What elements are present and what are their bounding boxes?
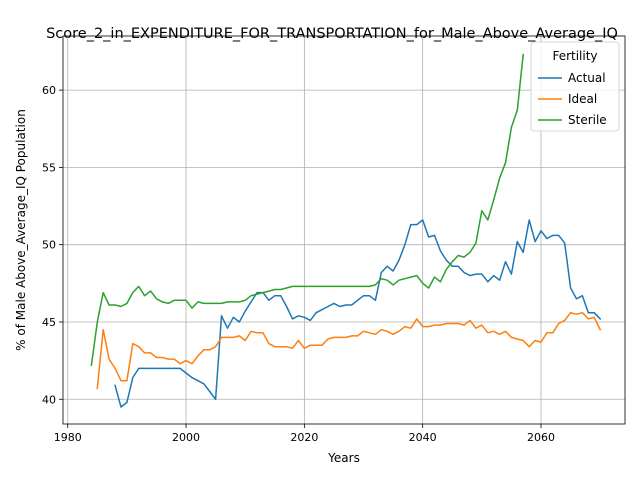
- chart-title: Score_2_in_EXPENDITURE_FOR_TRANSPORTATIO…: [46, 26, 618, 42]
- y-axis-ticks: 40 45 50 55 60: [42, 84, 63, 406]
- y-tick-label: 40: [42, 393, 56, 406]
- series-line-sterile: [90, 53, 525, 367]
- legend-entries: Actual Ideal Sterile: [538, 71, 607, 127]
- series-layer: [90, 53, 602, 408]
- y-tick-label: 45: [42, 316, 56, 329]
- x-tick-label: 2040: [409, 431, 437, 444]
- legend-box: [530, 41, 620, 132]
- x-axis-ticks: 1980 2000 2020 2040 2060: [54, 424, 555, 444]
- y-tick-label: 55: [42, 161, 56, 174]
- series-line-actual: [114, 219, 602, 408]
- x-axis-label: Years: [327, 451, 360, 465]
- y-tick-label: 60: [42, 84, 56, 97]
- legend-label-actual: Actual: [568, 71, 606, 85]
- y-tick-label: 50: [42, 239, 56, 252]
- x-tick-label: 2060: [527, 431, 555, 444]
- legend-label-sterile: Sterile: [568, 113, 607, 127]
- plot-area-frame: [62, 35, 626, 425]
- series-line-ideal: [96, 311, 602, 390]
- legend-title: Fertility: [552, 49, 597, 63]
- x-tick-label: 2000: [172, 431, 200, 444]
- legend-label-ideal: Ideal: [568, 92, 597, 106]
- y-axis-label: % of Male Above_Average_IQ Population: [14, 109, 28, 351]
- x-tick-label: 1980: [54, 431, 82, 444]
- x-tick-label: 2020: [290, 431, 318, 444]
- legend: Fertility Actual Ideal Sterile: [530, 41, 620, 132]
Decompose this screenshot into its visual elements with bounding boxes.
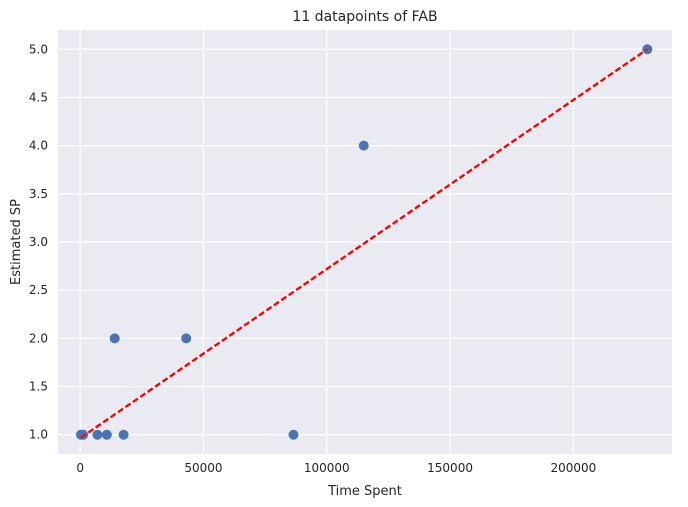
trend-line-overlay [80, 48, 648, 439]
y-tick-label: 2.5 [29, 283, 48, 297]
x-tick-label: 100000 [304, 461, 350, 475]
y-tick-label: 3.0 [29, 235, 48, 249]
data-point [78, 429, 89, 440]
y-tick-label: 2.0 [29, 331, 48, 345]
y-tick-label: 5.0 [29, 42, 48, 56]
series-layer [75, 44, 653, 440]
y-tick-label: 4.0 [29, 139, 48, 153]
chart-title: 11 datapoints of FAB [292, 9, 437, 25]
x-tick-label: 0 [76, 461, 84, 475]
y-axis-label: Estimated SP [9, 199, 24, 285]
x-tick-label: 150000 [427, 461, 473, 475]
data-point [288, 429, 299, 440]
data-point [118, 429, 129, 440]
data-point [109, 333, 120, 344]
x-tick-label: 50000 [184, 461, 222, 475]
y-tick-label: 1.0 [29, 428, 48, 442]
x-tick-label: 200000 [550, 461, 596, 475]
data-point [358, 140, 369, 151]
data-point [642, 44, 653, 55]
x-axis-label: Time Spent [327, 484, 402, 499]
x-tick-labels: 0 50000 100000 150000 200000 [76, 461, 596, 475]
data-point [101, 429, 112, 440]
data-point [92, 429, 103, 440]
y-tick-label: 3.5 [29, 187, 48, 201]
y-tick-label: 4.5 [29, 90, 48, 104]
y-tick-labels: 1.0 1.5 2.0 2.5 3.0 3.5 4.0 4.5 5.0 [29, 42, 48, 441]
y-tick-label: 1.5 [29, 380, 48, 394]
data-point [181, 333, 192, 344]
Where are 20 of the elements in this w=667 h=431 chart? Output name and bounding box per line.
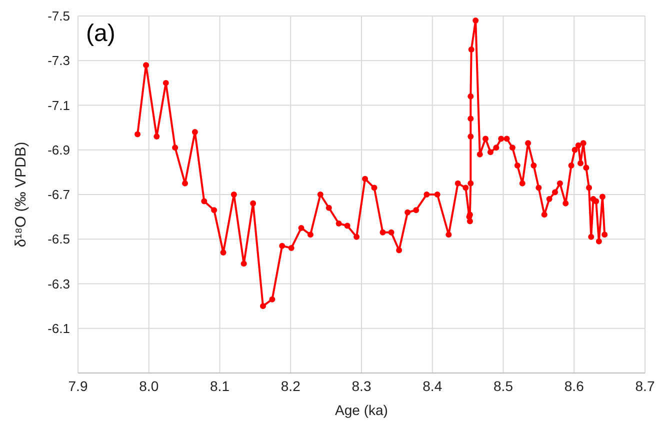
y-tick-label: -6.3	[48, 276, 70, 292]
x-tick-label: 8.7	[635, 378, 655, 394]
y-tick-label: -7.3	[48, 53, 70, 68]
x-tick-label: 8.5	[494, 378, 514, 394]
x-tick-label: 8.6	[564, 378, 584, 394]
y-tick-label: -7.5	[48, 8, 70, 24]
y-tick-label: -7.1	[48, 98, 70, 113]
x-tick-label: 8.4	[422, 378, 442, 394]
x-tick-label: 8.3	[352, 378, 372, 394]
y-tick-label: -6.5	[48, 232, 70, 247]
y-tick-label: -6.7	[48, 187, 70, 202]
x-axis-title: Age (ka)	[335, 402, 388, 418]
y-axis-title: δ¹⁸O (‰ VPDB)	[12, 142, 30, 248]
x-tick-label: 7.9	[68, 378, 88, 394]
x-tick-label: 8.1	[210, 378, 230, 394]
x-tick-label: 8.0	[139, 378, 159, 394]
x-tick-label: 8.2	[280, 378, 301, 394]
annotation: (a)	[86, 20, 116, 48]
y-tick-label: -6.9	[48, 142, 70, 158]
y-tick-label: -6.1	[48, 320, 70, 336]
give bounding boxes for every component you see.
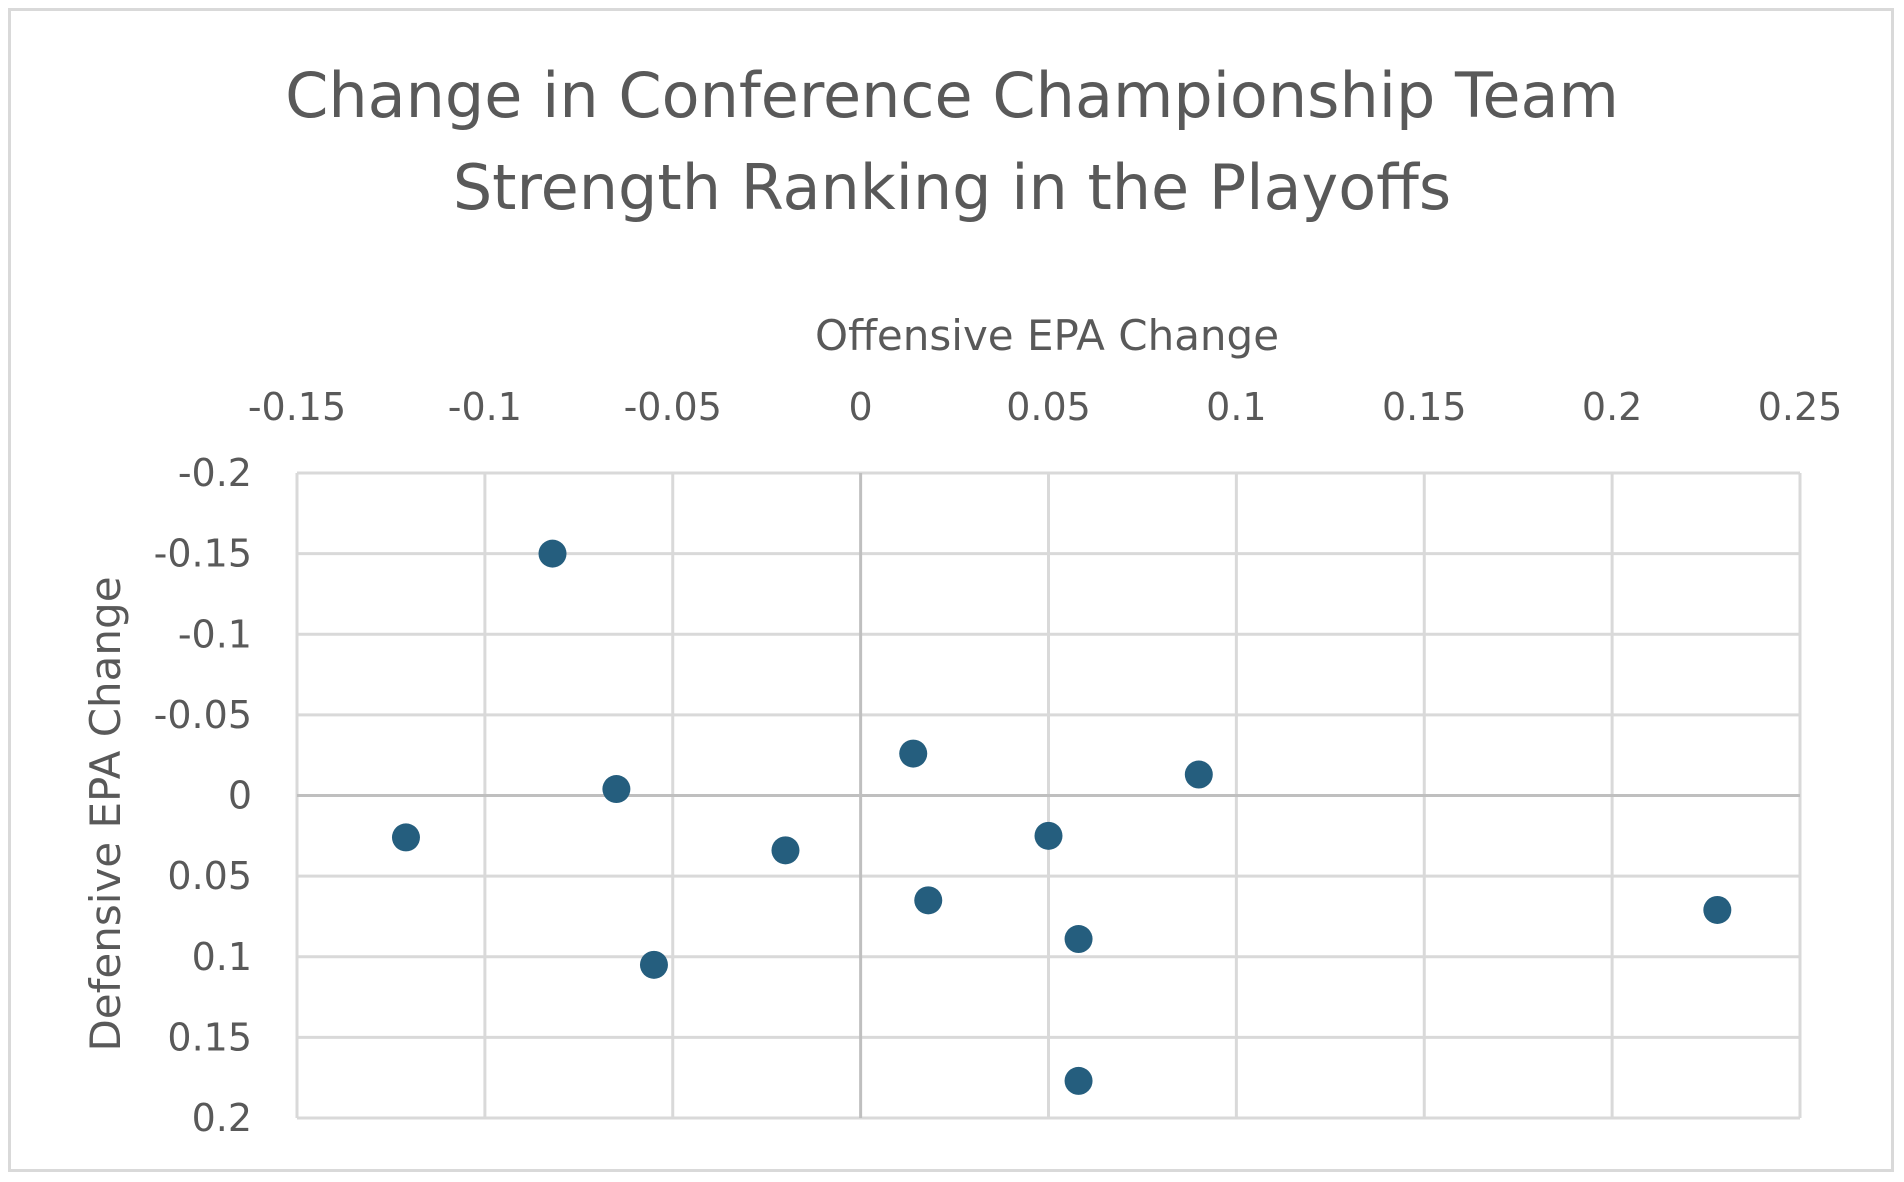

= = = = =

SET EXERCISE:
Please pull out each line in the listing above that contains the string "series".

RESULT:
- series-line-sterile: [90, 53, 525, 367]
- series-layer: [90, 53, 602, 408]
- series-line-actual: [114, 219, 602, 408]
- series-line-ideal: [96, 311, 602, 390]
series-layer [75, 44, 653, 440]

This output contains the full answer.